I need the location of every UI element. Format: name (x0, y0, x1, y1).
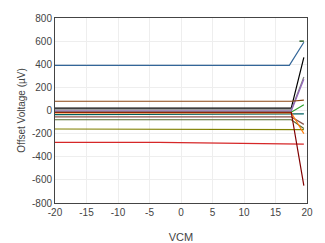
svg-text:-15: -15 (79, 207, 94, 218)
svg-text:-20: -20 (48, 207, 63, 218)
svg-text:Offset Voltage (µV): Offset Voltage (µV) (16, 68, 27, 153)
svg-text:VCM: VCM (169, 231, 193, 243)
svg-text:600: 600 (35, 36, 52, 47)
svg-text:-10: -10 (111, 207, 126, 218)
svg-text:0: 0 (178, 207, 184, 218)
svg-text:15: 15 (270, 207, 282, 218)
svg-text:-200: -200 (32, 128, 52, 139)
svg-text:800: 800 (35, 13, 52, 24)
svg-text:10: 10 (238, 207, 250, 218)
svg-text:-600: -600 (32, 174, 52, 185)
svg-text:-400: -400 (32, 151, 52, 162)
svg-text:20: 20 (301, 207, 313, 218)
svg-text:0: 0 (46, 105, 52, 116)
svg-text:-5: -5 (145, 207, 154, 218)
svg-text:-800: -800 (32, 198, 52, 209)
svg-text:5: 5 (210, 207, 216, 218)
svg-text:400: 400 (35, 59, 52, 70)
svg-text:200: 200 (35, 82, 52, 93)
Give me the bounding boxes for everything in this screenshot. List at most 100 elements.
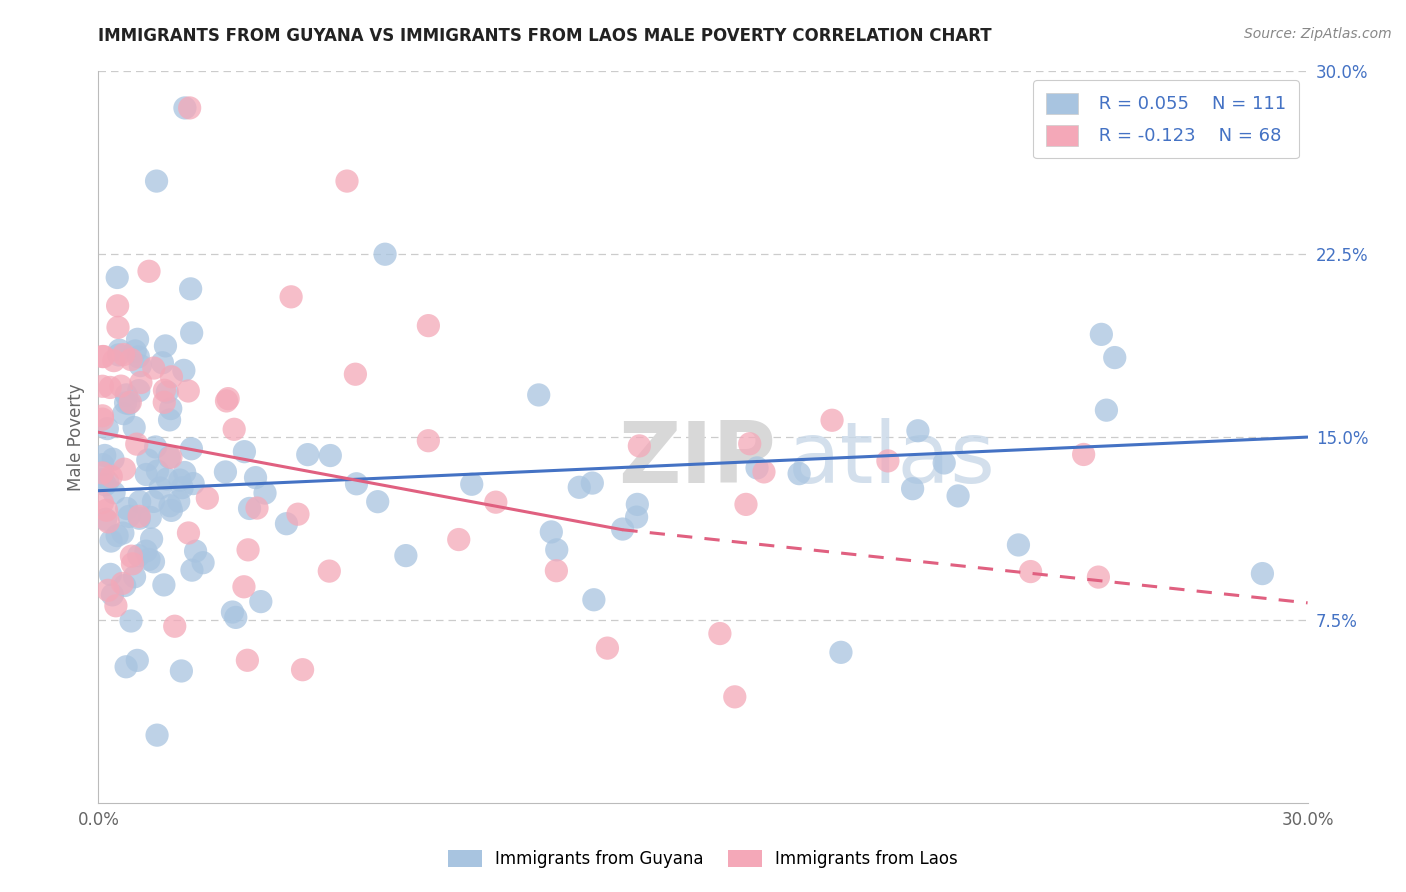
Point	[97, 583, 120, 598]
Point	[91, 496, 114, 510]
Point	[1104, 351, 1126, 365]
Point	[253, 486, 276, 500]
Point	[395, 549, 418, 563]
Point	[107, 299, 129, 313]
Point	[103, 353, 125, 368]
Point	[374, 247, 396, 261]
Point	[129, 359, 152, 373]
Point	[115, 388, 138, 402]
Point	[153, 384, 176, 398]
Point	[91, 473, 114, 487]
Point	[1087, 570, 1109, 584]
Point	[291, 663, 314, 677]
Point	[120, 549, 142, 564]
Point	[184, 544, 207, 558]
Point	[236, 653, 259, 667]
Point	[233, 580, 256, 594]
Point	[122, 420, 145, 434]
Legend: Immigrants from Guyana, Immigrants from Laos: Immigrants from Guyana, Immigrants from …	[441, 843, 965, 875]
Point	[153, 395, 176, 409]
Point	[110, 379, 132, 393]
Point	[129, 376, 152, 390]
Point	[344, 368, 367, 382]
Point	[582, 592, 605, 607]
Point	[540, 524, 562, 539]
Point	[93, 449, 115, 463]
Point	[157, 450, 180, 465]
Point	[287, 507, 309, 521]
Point	[111, 576, 134, 591]
Point	[246, 501, 269, 516]
Point	[100, 469, 122, 483]
Point	[224, 422, 246, 436]
Point	[787, 467, 810, 481]
Point	[596, 641, 619, 656]
Point	[907, 424, 929, 438]
Point	[118, 396, 141, 410]
Point	[112, 347, 135, 361]
Point	[336, 174, 359, 188]
Point	[104, 599, 127, 613]
Point	[156, 472, 179, 486]
Point	[103, 485, 125, 500]
Point	[447, 533, 470, 547]
Point	[107, 320, 129, 334]
Point	[124, 343, 146, 358]
Point	[139, 510, 162, 524]
Point	[159, 499, 181, 513]
Point	[418, 434, 440, 448]
Point	[217, 392, 239, 406]
Point	[628, 439, 651, 453]
Point	[153, 578, 176, 592]
Point	[91, 466, 114, 480]
Point	[97, 515, 120, 529]
Point	[105, 270, 128, 285]
Point	[91, 458, 114, 472]
Point	[108, 343, 131, 358]
Point	[1019, 565, 1042, 579]
Point	[738, 436, 761, 450]
Point	[128, 511, 150, 525]
Point	[181, 476, 204, 491]
Point	[142, 361, 165, 376]
Point	[546, 542, 568, 557]
Point	[191, 556, 214, 570]
Point	[128, 495, 150, 509]
Point	[114, 578, 136, 592]
Point	[125, 437, 148, 451]
Point	[115, 501, 138, 516]
Point	[100, 567, 122, 582]
Point	[821, 413, 844, 427]
Point	[107, 348, 129, 362]
Point	[276, 516, 298, 531]
Point	[101, 588, 124, 602]
Text: ZIP: ZIP	[617, 417, 776, 500]
Point	[527, 388, 550, 402]
Point	[96, 421, 118, 435]
Point	[745, 461, 768, 475]
Point	[98, 380, 121, 394]
Point	[159, 413, 181, 427]
Point	[250, 594, 273, 608]
Point	[1073, 447, 1095, 461]
Point	[128, 549, 150, 563]
Text: Source: ZipAtlas.com: Source: ZipAtlas.com	[1244, 27, 1392, 41]
Point	[173, 363, 195, 377]
Point	[319, 449, 342, 463]
Point	[238, 501, 260, 516]
Point	[546, 564, 568, 578]
Point	[120, 395, 142, 409]
Point	[1251, 566, 1274, 581]
Point	[245, 470, 267, 484]
Point	[114, 396, 136, 410]
Point	[146, 464, 169, 478]
Point	[215, 393, 238, 408]
Point	[94, 512, 117, 526]
Point	[280, 290, 302, 304]
Point	[142, 555, 165, 569]
Point	[877, 454, 900, 468]
Legend:  R = 0.055    N = 111,  R = -0.123    N = 68: R = 0.055 N = 111, R = -0.123 N = 68	[1033, 80, 1299, 158]
Point	[172, 481, 194, 495]
Point	[121, 557, 143, 571]
Point	[177, 384, 200, 398]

**Work to be completed:** Which lines in the records above contain the string "Legend" (case-sensitive)? Collect and copy each of those lines.

**The response:**
Legend: Immigrants from Guyana, Immigrants from Laos: Immigrants from Guyana, Immigrants from …	[441, 843, 965, 875]
Legend:  R = 0.055    N = 111,  R = -0.123    N = 68: R = 0.055 N = 111, R = -0.123 N = 68	[1033, 80, 1299, 158]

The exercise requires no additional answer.